### 元素边界框记录
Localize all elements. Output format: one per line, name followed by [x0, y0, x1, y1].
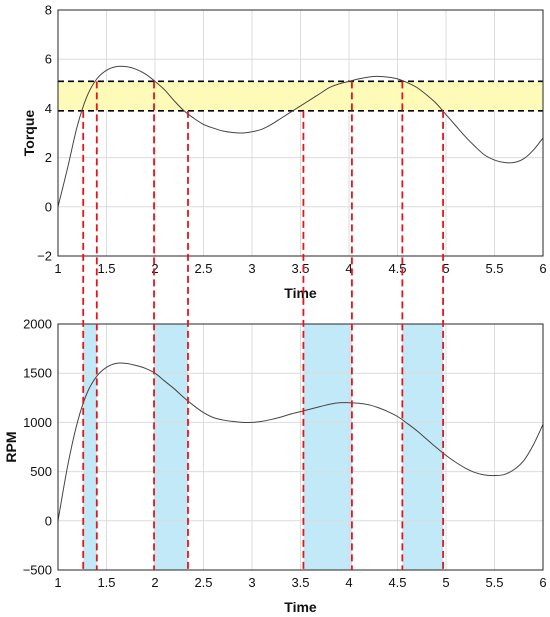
torque-x-tick-labels: 1 1.5 2 2.5 3 3.5 4 4.5 5 5.5 6: [54, 261, 546, 276]
rpm-x-tick-label: 2.5: [194, 575, 212, 590]
rpm-y-tick-label: 1500: [23, 366, 52, 381]
rpm-x-tick-label: 6: [539, 575, 546, 590]
torque-x-tick-label: 1.5: [97, 261, 115, 276]
torque-x-tick-label: 2.5: [194, 261, 212, 276]
rpm-y-tick-label: 1000: [23, 415, 52, 430]
rpm-x-tick-labels: 1 1.5 2 2.5 3 3.5 4 4.5 5 5.5 6: [54, 575, 546, 590]
torque-y-tick-label: 2: [45, 150, 52, 165]
rpm-x-tick-label: 5: [442, 575, 449, 590]
torque-series-line: [57, 65, 544, 207]
torque-x-tick-label: 1: [54, 261, 61, 276]
rpm-x-tick-label: 1: [54, 575, 61, 590]
torque-x-tick-label: 5: [442, 261, 449, 276]
rpm-shaded-region-2: [154, 324, 188, 570]
rpm-x-tick-label: 3: [248, 575, 255, 590]
torque-x-tick-label: 5.5: [485, 261, 503, 276]
torque-y-axis-label: Torque: [21, 110, 37, 157]
rpm-x-tick-label: 4: [345, 575, 352, 590]
red-guide-lines: [82, 81, 444, 570]
torque-y-tick-labels: −2 0 2 4 6 8: [37, 3, 52, 264]
torque-x-axis-label: Time: [284, 285, 317, 301]
rpm-axes-box: [57, 323, 544, 571]
torque-y-tick-label: −2: [37, 249, 52, 264]
rpm-x-tick-label: 1.5: [97, 575, 115, 590]
torque-y-tick-label: 8: [45, 3, 52, 18]
torque-x-tick-label: 3: [248, 261, 255, 276]
torque-x-tick-label: 3.5: [291, 261, 309, 276]
rpm-y-tick-label: −500: [23, 563, 52, 578]
torque-x-tick-label: 2: [151, 261, 158, 276]
rpm-x-axis-label: Time: [284, 599, 317, 615]
rpm-x-tick-label: 4.5: [388, 575, 406, 590]
rpm-shaded-regions: [83, 324, 444, 570]
rpm-shaded-region-4: [402, 324, 444, 570]
rpm-grid: [58, 324, 543, 570]
torque-y-tick-label: 0: [45, 199, 52, 214]
rpm-series-line: [57, 362, 544, 521]
rpm-shaded-region-1: [83, 324, 97, 570]
rpm-panel: 1 1.5 2 2.5 3 3.5 4 4.5 5 5.5 6 −500 0 500 1000 1500 20…: [3, 317, 547, 616]
rpm-y-tick-label: 0: [45, 513, 52, 528]
torque-x-tick-label: 4.5: [388, 261, 406, 276]
rpm-x-tick-label: 2: [151, 575, 158, 590]
rpm-y-axis-label: RPM: [3, 431, 19, 462]
torque-x-tick-label: 4: [345, 261, 352, 276]
torque-y-tick-label: 4: [45, 101, 52, 116]
rpm-y-tick-label: 500: [30, 464, 52, 479]
torque-axes-box: [57, 9, 544, 257]
rpm-x-tick-label: 5.5: [485, 575, 503, 590]
torque-y-tick-label: 6: [45, 52, 52, 67]
torque-x-tick-label: 6: [539, 261, 546, 276]
rpm-x-tick-label: 3.5: [291, 575, 309, 590]
rpm-shaded-region-3: [303, 324, 352, 570]
torque-panel: 1 1.5 2 2.5 3 3.5 4 4.5 5 5.5 6 −2 0 2 4 6 8 Time Torqu…: [21, 3, 547, 302]
rpm-y-tick-label: 2000: [23, 317, 52, 332]
rpm-y-tick-labels: −500 0 500 1000 1500 2000: [23, 317, 52, 578]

### 任务说明
请把上面全部记录重新写出，将“Time”替换为“Seconds”，其余内容保持不变。答案中不要包含图片。

### 输出结果
Localize all elements. Output format: one per line, name followed by [x0, y0, x1, y1].
torque-x-tick-labels: 1 1.5 2 2.5 3 3.5 4 4.5 5 5.5 6: [54, 261, 546, 276]
rpm-x-tick-label: 2.5: [194, 575, 212, 590]
rpm-y-tick-label: 1500: [23, 366, 52, 381]
rpm-x-tick-label: 6: [539, 575, 546, 590]
torque-x-tick-label: 1.5: [97, 261, 115, 276]
torque-x-tick-label: 2.5: [194, 261, 212, 276]
rpm-y-tick-label: 1000: [23, 415, 52, 430]
rpm-x-tick-labels: 1 1.5 2 2.5 3 3.5 4 4.5 5 5.5 6: [54, 575, 546, 590]
torque-y-tick-label: 2: [45, 150, 52, 165]
rpm-x-tick-label: 5: [442, 575, 449, 590]
torque-series-line: [57, 65, 544, 207]
torque-x-tick-label: 1: [54, 261, 61, 276]
rpm-x-tick-label: 1: [54, 575, 61, 590]
torque-x-tick-label: 5: [442, 261, 449, 276]
rpm-shaded-region-2: [154, 324, 188, 570]
rpm-x-tick-label: 3: [248, 575, 255, 590]
torque-x-tick-label: 5.5: [485, 261, 503, 276]
torque-y-axis-label: Torque: [21, 110, 37, 157]
rpm-x-tick-label: 4: [345, 575, 352, 590]
red-guide-lines: [82, 81, 444, 570]
torque-y-tick-labels: −2 0 2 4 6 8: [37, 3, 52, 264]
torque-x-axis-label: Seconds: [284, 285, 317, 301]
rpm-axes-box: [57, 323, 544, 571]
torque-y-tick-label: −2: [37, 249, 52, 264]
rpm-x-tick-label: 1.5: [97, 575, 115, 590]
torque-y-tick-label: 8: [45, 3, 52, 18]
torque-x-tick-label: 3: [248, 261, 255, 276]
torque-x-tick-label: 3.5: [291, 261, 309, 276]
rpm-y-tick-label: −500: [23, 563, 52, 578]
torque-x-tick-label: 2: [151, 261, 158, 276]
rpm-x-axis-label: Seconds: [284, 599, 317, 615]
rpm-x-tick-label: 4.5: [388, 575, 406, 590]
rpm-shaded-regions: [83, 324, 444, 570]
rpm-shaded-region-4: [402, 324, 444, 570]
rpm-grid: [58, 324, 543, 570]
torque-y-tick-label: 0: [45, 199, 52, 214]
rpm-series-line: [57, 362, 544, 521]
rpm-shaded-region-1: [83, 324, 97, 570]
rpm-panel: 1 1.5 2 2.5 3 3.5 4 4.5 5 5.5 6 −500 0 500 1000 1500 20…: [3, 317, 547, 616]
rpm-y-tick-label: 0: [45, 513, 52, 528]
torque-x-tick-label: 4.5: [388, 261, 406, 276]
rpm-x-tick-label: 2: [151, 575, 158, 590]
rpm-y-axis-label: RPM: [3, 431, 19, 462]
torque-x-tick-label: 4: [345, 261, 352, 276]
torque-y-tick-label: 4: [45, 101, 52, 116]
rpm-y-tick-label: 500: [30, 464, 52, 479]
torque-axes-box: [57, 9, 544, 257]
rpm-x-tick-label: 5.5: [485, 575, 503, 590]
torque-y-tick-label: 6: [45, 52, 52, 67]
torque-x-tick-label: 6: [539, 261, 546, 276]
rpm-x-tick-label: 3.5: [291, 575, 309, 590]
rpm-shaded-region-3: [303, 324, 352, 570]
torque-panel: 1 1.5 2 2.5 3 3.5 4 4.5 5 5.5 6 −2 0 2 4 6 8 Seconds Torqu…: [21, 3, 547, 302]
rpm-y-tick-label: 2000: [23, 317, 52, 332]
rpm-y-tick-labels: −500 0 500 1000 1500 2000: [23, 317, 52, 578]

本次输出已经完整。